Task objective: Write out the entries below once more, exactly, with the pictures left out.

::: Source material :::

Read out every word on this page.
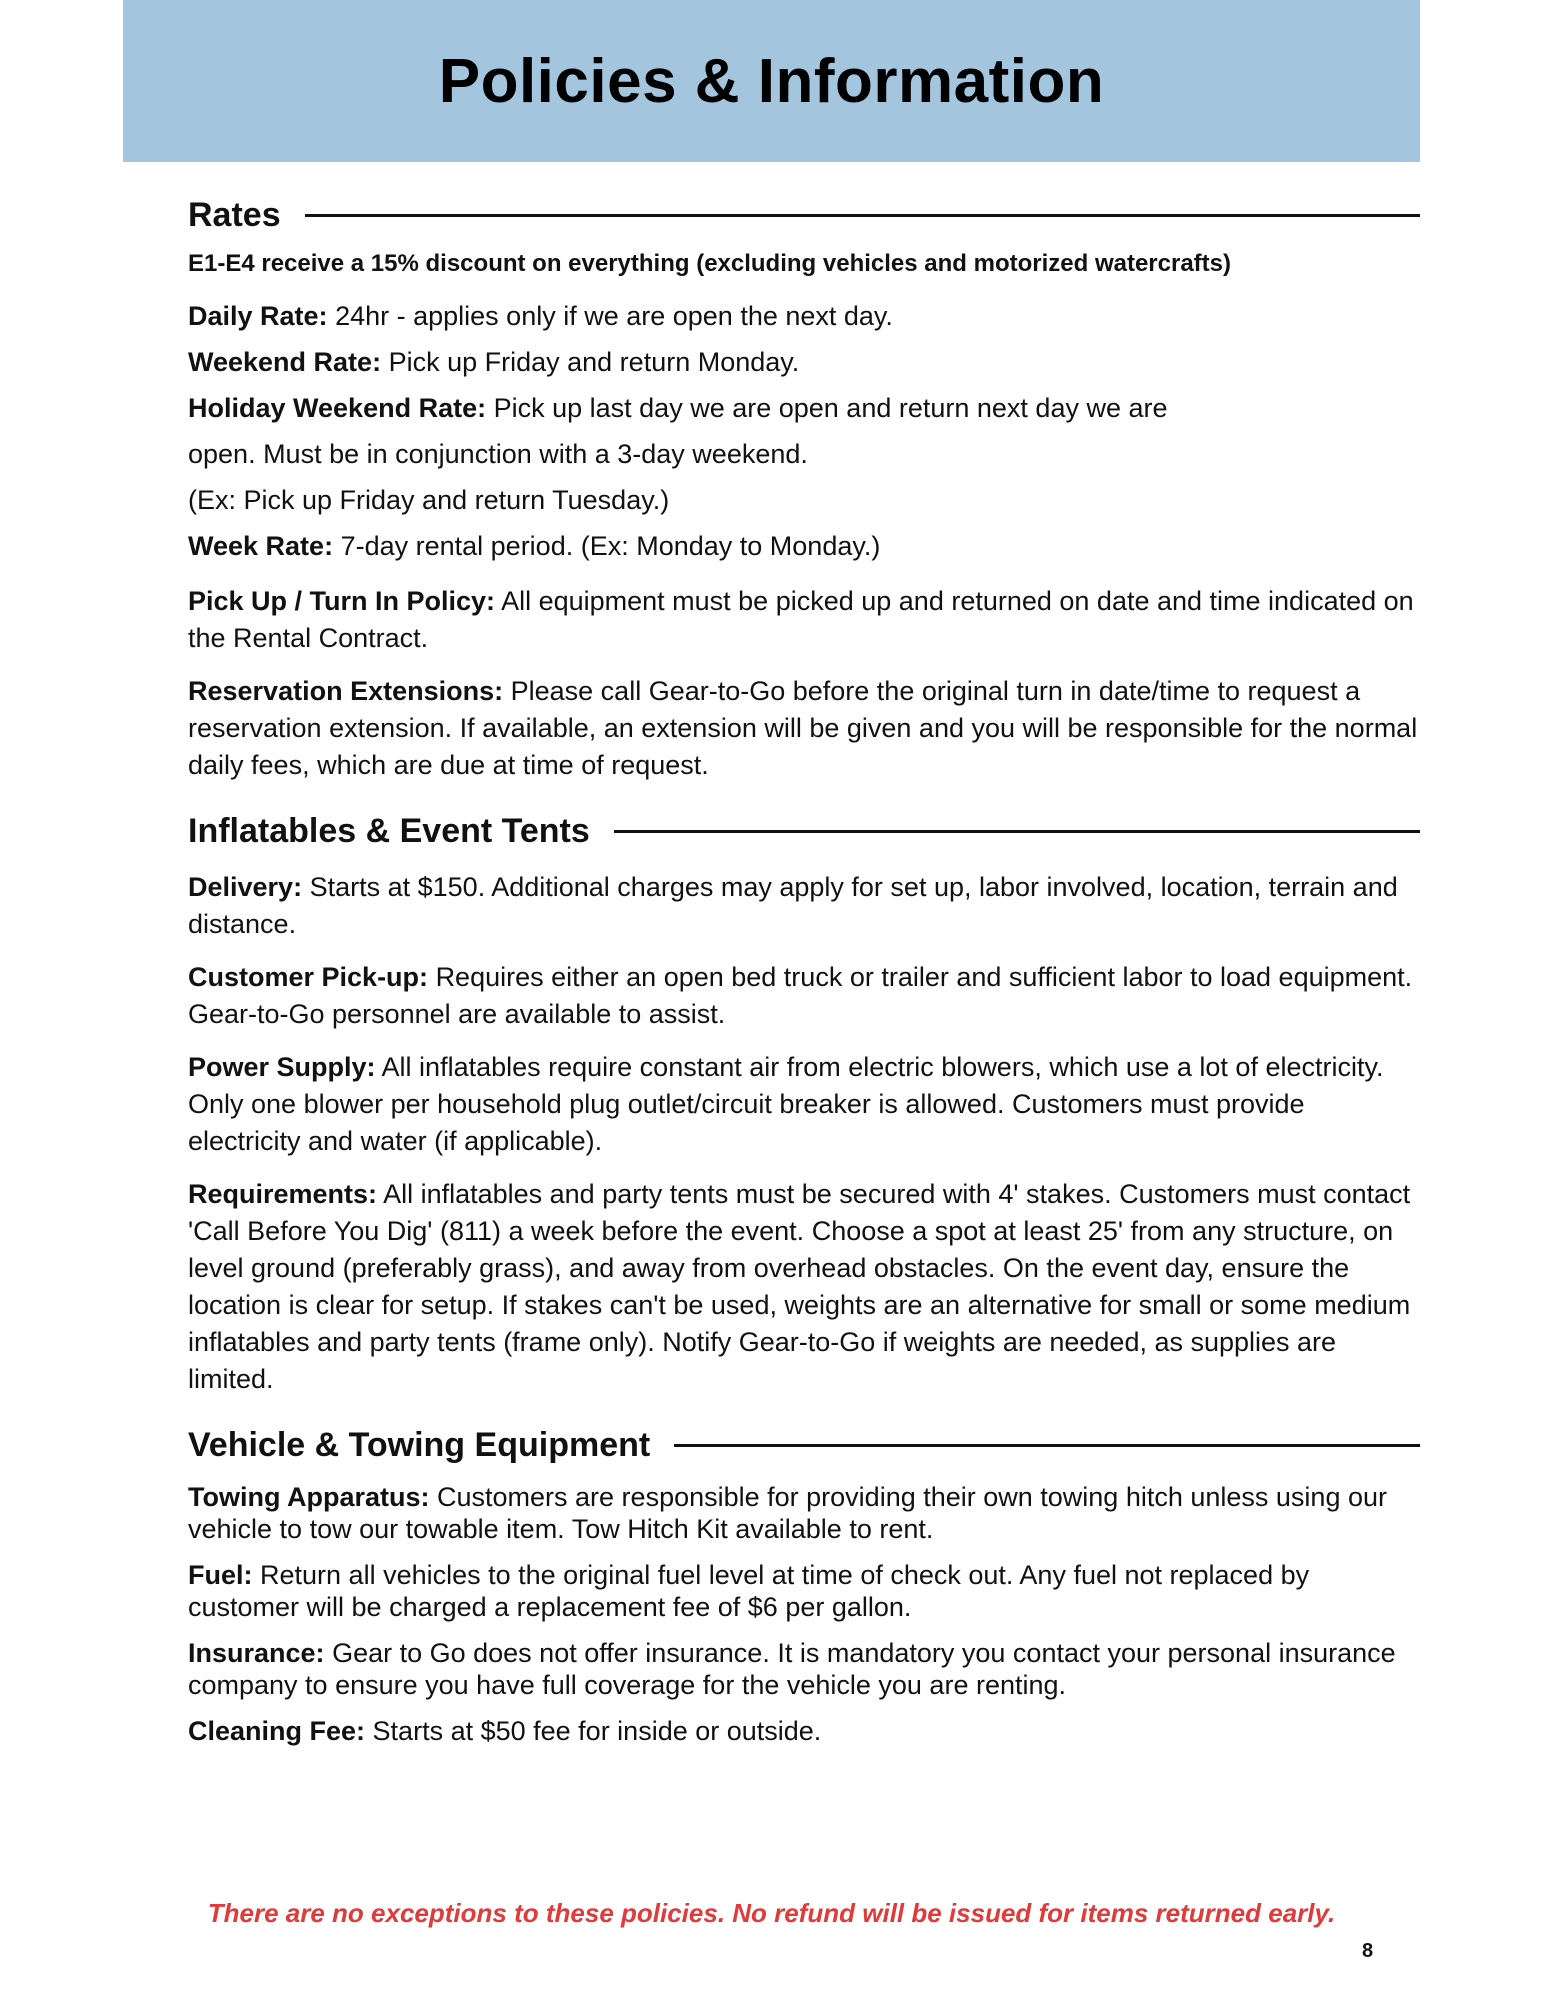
Policies & Information
Rates

E1-E4 receive a 15% discount on everything (excluding vehicles and motorized watercrafts)

Daily Rate: 24hr - applies only if we are open the next day.

Weekend Rate: Pick up Friday and return Monday.

Holiday Weekend Rate: Pick up last day we are open and return next day we are

open. Must be in conjunction with a 3-day weekend.

(Ex: Pick up Friday and return Tuesday.)

Week Rate: 7-day rental period. (Ex: Monday to Monday.)

Pick Up / Turn In Policy: All equipment must be picked up and returned on date and time indicated on the Rental Contract.

Reservation Extensions: Please call Gear-to-Go before the original turn in date/time to request a reservation extension. If available, an extension will be given and you will be responsible for the normal daily fees, which are due at time of request.

Inflatables & Event Tents

Delivery: Starts at $150. Additional charges may apply for set up, labor involved, location, terrain and distance.

Customer Pick-up: Requires either an open bed truck or trailer and sufficient labor to load equipment. Gear-to-Go personnel are available to assist.

Power Supply: All inflatables require constant air from electric blowers, which use a lot of electricity. Only one blower per household plug outlet/circuit breaker is allowed. Customers must provide electricity and water (if applicable).

Requirements: All inflatables and party tents must be secured with 4' stakes. Customers must contact 'Call Before You Dig' (811) a week before the event. Choose a spot at least 25' from any structure, on level ground (preferably grass), and away from overhead obstacles. On the event day, ensure the location is clear for setup. If stakes can't be used, weights are an alternative for small or some medium inflatables and party tents (frame only). Notify Gear-to-Go if weights are needed, as supplies are limited.

Vehicle & Towing Equipment

Towing Apparatus: Customers are responsible for providing their own towing hitch unless using our vehicle to tow our towable item. Tow Hitch Kit available to rent.

Fuel: Return all vehicles to the original fuel level at time of check out. Any fuel not replaced by customer will be charged a replacement fee of $6 per gallon.

Insurance: Gear to Go does not offer insurance. It is mandatory you contact your personal insurance company to ensure you have full coverage for the vehicle you are renting.

Cleaning Fee: Starts at $50 fee for inside or outside.

There are no exceptions to these policies. No refund will be issued for items returned early.
8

:::

Worked solution:
Read out every word on this page.
Policies & Information
Rates

E1-E4 receive a 15% discount on everything (excluding vehicles and motorized watercrafts)

Daily Rate: 24hr - applies only if we are open the next day.

Weekend Rate: Pick up Friday and return Monday.

Holiday Weekend Rate: Pick up last day we are open and return next day we are

open. Must be in conjunction with a 3-day weekend.

(Ex: Pick up Friday and return Tuesday.)

Week Rate: 7-day rental period. (Ex: Monday to Monday.)

Pick Up / Turn In Policy: All equipment must be picked up and returned on date and time indicated on the Rental Contract.

Reservation Extensions: Please call Gear-to-Go before the original turn in date/time to request a reservation extension. If available, an extension will be given and you will be responsible for the normal daily fees, which are due at time of request.

Inflatables & Event Tents

Delivery: Starts at $150. Additional charges may apply for set up, labor involved, location, terrain and distance.

Customer Pick-up: Requires either an open bed truck or trailer and sufficient labor to load equipment. Gear-to-Go personnel are available to assist.

Power Supply: All inflatables require constant air from electric blowers, which use a lot of electricity. Only one blower per household plug outlet/circuit breaker is allowed. Customers must provide electricity and water (if applicable).

Requirements: All inflatables and party tents must be secured with 4' stakes. Customers must contact 'Call Before You Dig' (811) a week before the event. Choose a spot at least 25' from any structure, on level ground (preferably grass), and away from overhead obstacles. On the event day, ensure the location is clear for setup. If stakes can't be used, weights are an alternative for small or some medium inflatables and party tents (frame only). Notify Gear-to-Go if weights are needed, as supplies are limited.

Vehicle & Towing Equipment

Towing Apparatus: Customers are responsible for providing their own towing hitch unless using our vehicle to tow our towable item. Tow Hitch Kit available to rent.

Fuel: Return all vehicles to the original fuel level at time of check out. Any fuel not replaced by customer will be charged a replacement fee of $6 per gallon.

Insurance: Gear to Go does not offer insurance. It is mandatory you contact your personal insurance company to ensure you have full coverage for the vehicle you are renting.

Cleaning Fee: Starts at $50 fee for inside or outside.

There are no exceptions to these policies. No refund will be issued for items returned early.
8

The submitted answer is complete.